*** TASK INPUTS ***

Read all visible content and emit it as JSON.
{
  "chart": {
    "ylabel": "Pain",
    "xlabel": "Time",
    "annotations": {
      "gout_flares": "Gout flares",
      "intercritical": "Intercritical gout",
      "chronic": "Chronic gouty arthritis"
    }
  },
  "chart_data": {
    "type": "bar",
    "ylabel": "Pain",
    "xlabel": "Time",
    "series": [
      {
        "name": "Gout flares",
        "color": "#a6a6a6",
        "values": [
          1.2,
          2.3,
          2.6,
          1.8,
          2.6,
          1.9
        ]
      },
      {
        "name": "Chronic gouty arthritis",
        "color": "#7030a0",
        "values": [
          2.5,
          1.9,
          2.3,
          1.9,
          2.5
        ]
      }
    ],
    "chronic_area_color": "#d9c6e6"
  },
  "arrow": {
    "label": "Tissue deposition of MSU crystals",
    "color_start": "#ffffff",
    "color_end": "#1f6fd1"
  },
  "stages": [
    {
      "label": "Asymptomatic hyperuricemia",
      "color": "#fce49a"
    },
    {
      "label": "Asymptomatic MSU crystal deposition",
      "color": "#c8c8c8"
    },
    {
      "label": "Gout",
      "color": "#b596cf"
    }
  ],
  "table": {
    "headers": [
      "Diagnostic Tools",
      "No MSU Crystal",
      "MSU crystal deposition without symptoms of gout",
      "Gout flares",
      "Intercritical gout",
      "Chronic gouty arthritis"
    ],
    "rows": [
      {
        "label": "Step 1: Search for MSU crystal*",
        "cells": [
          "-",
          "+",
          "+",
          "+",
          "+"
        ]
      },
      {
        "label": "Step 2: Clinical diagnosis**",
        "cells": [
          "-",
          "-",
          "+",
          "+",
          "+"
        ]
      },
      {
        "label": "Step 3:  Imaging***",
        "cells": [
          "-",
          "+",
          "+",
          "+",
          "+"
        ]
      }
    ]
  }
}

***

» **GOAL OF THE EXERCISE**:
Search the data for "gouty" and list every line in which it occurs.

» **THE COMPLETED TASK**:
      "chronic": "Chronic gouty arthritis"
        "name": "Chronic gouty arthritis",
      "Chronic gouty arthritis"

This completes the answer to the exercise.